▸ Description of the task
Only the lines holding the string "Mähren" are needed. Copy each one.

>> START The records

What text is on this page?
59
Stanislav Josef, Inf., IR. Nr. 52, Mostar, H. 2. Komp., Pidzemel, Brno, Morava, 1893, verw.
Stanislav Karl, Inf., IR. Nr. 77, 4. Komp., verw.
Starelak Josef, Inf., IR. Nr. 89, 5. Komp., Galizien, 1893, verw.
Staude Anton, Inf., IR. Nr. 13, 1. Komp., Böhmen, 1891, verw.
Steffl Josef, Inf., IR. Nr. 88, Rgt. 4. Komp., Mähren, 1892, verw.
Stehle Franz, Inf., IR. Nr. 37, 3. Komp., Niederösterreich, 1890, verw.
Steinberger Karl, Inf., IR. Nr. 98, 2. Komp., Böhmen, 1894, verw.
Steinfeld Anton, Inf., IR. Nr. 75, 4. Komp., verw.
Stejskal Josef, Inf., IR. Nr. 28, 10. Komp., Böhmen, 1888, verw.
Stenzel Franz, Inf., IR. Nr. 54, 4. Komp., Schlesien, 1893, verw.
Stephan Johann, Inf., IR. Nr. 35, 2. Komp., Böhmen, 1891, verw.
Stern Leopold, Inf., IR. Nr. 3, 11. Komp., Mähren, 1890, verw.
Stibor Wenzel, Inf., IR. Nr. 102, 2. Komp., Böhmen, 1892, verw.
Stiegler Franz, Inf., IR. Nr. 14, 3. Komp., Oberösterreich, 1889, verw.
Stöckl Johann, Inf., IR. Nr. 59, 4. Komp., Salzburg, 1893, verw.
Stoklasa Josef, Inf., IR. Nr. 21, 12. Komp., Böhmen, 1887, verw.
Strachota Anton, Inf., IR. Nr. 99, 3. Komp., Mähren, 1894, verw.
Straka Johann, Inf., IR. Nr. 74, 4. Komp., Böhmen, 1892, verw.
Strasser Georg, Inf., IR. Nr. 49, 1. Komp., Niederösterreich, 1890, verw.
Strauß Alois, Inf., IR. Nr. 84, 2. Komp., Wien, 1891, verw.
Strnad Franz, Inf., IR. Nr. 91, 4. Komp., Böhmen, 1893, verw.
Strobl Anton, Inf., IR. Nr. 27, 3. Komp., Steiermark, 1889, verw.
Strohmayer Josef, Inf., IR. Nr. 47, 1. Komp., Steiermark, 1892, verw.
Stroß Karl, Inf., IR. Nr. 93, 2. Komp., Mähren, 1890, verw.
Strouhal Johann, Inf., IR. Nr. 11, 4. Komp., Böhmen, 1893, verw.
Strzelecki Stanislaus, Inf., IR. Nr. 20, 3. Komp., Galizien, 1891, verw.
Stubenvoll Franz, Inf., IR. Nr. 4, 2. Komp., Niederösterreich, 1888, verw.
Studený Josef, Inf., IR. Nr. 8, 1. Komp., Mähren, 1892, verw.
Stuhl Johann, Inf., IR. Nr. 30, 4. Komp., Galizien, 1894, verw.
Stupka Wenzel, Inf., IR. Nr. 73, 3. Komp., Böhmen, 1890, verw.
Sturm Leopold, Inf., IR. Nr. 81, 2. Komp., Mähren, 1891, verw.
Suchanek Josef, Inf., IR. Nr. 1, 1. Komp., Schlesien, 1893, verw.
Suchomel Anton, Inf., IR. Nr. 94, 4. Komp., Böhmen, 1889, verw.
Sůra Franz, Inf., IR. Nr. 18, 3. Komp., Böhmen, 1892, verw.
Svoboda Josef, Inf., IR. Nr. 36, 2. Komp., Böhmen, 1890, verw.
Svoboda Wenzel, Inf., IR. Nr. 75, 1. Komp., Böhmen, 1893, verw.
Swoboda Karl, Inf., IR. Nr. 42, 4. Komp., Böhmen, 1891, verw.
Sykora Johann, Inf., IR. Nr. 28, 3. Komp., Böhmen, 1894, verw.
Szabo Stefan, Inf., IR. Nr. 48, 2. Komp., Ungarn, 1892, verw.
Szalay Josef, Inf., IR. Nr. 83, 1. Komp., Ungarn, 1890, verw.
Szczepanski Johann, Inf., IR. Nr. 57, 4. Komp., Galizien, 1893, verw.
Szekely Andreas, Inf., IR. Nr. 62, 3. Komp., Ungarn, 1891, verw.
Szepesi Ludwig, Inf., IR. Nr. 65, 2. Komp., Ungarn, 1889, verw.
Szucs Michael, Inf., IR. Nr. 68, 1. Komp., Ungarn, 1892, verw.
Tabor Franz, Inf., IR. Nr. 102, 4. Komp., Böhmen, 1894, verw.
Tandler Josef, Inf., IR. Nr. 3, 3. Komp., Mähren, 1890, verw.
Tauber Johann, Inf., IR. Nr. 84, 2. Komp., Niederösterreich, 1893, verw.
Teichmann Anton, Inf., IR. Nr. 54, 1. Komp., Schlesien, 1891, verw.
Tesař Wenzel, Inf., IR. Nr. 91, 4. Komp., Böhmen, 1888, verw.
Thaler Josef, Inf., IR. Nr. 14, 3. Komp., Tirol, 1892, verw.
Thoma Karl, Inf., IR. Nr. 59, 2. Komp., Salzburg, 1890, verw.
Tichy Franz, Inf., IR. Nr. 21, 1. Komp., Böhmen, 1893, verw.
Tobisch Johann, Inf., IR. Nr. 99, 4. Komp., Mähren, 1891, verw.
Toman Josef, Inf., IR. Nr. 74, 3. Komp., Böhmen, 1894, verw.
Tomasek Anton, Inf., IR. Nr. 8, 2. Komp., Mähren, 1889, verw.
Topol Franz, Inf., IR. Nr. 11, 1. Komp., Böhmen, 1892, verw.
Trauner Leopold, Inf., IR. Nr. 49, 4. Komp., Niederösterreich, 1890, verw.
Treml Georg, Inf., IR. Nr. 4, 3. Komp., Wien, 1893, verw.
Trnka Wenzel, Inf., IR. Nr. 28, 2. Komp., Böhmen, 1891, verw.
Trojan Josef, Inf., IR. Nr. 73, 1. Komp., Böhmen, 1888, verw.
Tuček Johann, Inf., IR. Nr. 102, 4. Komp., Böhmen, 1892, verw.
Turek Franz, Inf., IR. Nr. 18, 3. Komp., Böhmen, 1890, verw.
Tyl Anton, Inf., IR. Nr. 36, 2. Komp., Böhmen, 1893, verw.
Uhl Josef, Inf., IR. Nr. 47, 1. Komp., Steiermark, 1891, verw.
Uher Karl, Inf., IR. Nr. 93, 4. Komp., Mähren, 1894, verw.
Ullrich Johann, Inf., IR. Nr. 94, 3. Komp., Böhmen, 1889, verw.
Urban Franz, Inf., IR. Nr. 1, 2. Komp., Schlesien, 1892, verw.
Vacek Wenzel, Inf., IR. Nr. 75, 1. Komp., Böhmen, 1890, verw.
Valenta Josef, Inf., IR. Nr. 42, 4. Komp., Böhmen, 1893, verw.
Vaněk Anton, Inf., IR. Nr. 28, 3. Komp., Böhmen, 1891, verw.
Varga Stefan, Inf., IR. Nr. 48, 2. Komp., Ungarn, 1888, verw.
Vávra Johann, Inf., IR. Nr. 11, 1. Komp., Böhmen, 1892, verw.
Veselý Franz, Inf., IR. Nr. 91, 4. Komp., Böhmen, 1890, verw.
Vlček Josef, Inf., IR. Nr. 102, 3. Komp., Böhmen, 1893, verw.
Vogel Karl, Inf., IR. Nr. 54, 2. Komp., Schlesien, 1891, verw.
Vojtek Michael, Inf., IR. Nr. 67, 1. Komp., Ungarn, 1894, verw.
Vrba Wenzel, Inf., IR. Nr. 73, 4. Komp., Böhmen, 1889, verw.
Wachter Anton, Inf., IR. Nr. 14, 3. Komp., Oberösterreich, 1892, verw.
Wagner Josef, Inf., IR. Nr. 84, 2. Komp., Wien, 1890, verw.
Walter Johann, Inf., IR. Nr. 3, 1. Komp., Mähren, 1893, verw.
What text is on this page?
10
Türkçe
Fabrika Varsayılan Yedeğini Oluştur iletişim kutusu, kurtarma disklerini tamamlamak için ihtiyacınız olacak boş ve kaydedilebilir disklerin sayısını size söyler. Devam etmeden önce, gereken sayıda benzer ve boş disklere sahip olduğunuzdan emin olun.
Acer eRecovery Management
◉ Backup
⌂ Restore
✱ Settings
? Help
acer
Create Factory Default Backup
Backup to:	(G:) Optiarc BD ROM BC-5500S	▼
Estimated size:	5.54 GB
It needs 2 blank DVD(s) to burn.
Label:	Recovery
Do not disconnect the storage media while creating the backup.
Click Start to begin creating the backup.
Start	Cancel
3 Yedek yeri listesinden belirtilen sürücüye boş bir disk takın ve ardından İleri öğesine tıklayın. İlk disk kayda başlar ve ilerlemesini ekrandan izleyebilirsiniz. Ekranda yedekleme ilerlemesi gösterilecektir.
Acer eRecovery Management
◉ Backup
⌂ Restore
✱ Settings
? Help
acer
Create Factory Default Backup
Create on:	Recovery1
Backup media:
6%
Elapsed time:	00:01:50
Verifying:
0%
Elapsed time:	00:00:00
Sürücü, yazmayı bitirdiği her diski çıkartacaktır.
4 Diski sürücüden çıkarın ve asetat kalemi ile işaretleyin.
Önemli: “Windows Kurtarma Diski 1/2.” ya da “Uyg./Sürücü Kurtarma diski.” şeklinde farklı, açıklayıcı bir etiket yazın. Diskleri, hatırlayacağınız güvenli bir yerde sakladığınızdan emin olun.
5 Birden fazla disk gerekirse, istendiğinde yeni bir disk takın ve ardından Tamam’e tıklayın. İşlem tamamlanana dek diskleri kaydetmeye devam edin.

>> END The records

▸ Full response
Steffl Josef, Inf., IR. Nr. 88, Rgt. 4. Komp., Mähren, 1892, verw.
Stern Leopold, Inf., IR. Nr. 3, 11. Komp., Mähren, 1890, verw.
Strachota Anton, Inf., IR. Nr. 99, 3. Komp., Mähren, 1894, verw.
Stroß Karl, Inf., IR. Nr. 93, 2. Komp., Mähren, 1890, verw.
Studený Josef, Inf., IR. Nr. 8, 1. Komp., Mähren, 1892, verw.
Sturm Leopold, Inf., IR. Nr. 81, 2. Komp., Mähren, 1891, verw.
Tandler Josef, Inf., IR. Nr. 3, 3. Komp., Mähren, 1890, verw.
Tobisch Johann, Inf., IR. Nr. 99, 4. Komp., Mähren, 1891, verw.
Tomasek Anton, Inf., IR. Nr. 8, 2. Komp., Mähren, 1889, verw.
Uher Karl, Inf., IR. Nr. 93, 4. Komp., Mähren, 1894, verw.
Walter Johann, Inf., IR. Nr. 3, 1. Komp., Mähren, 1893, verw.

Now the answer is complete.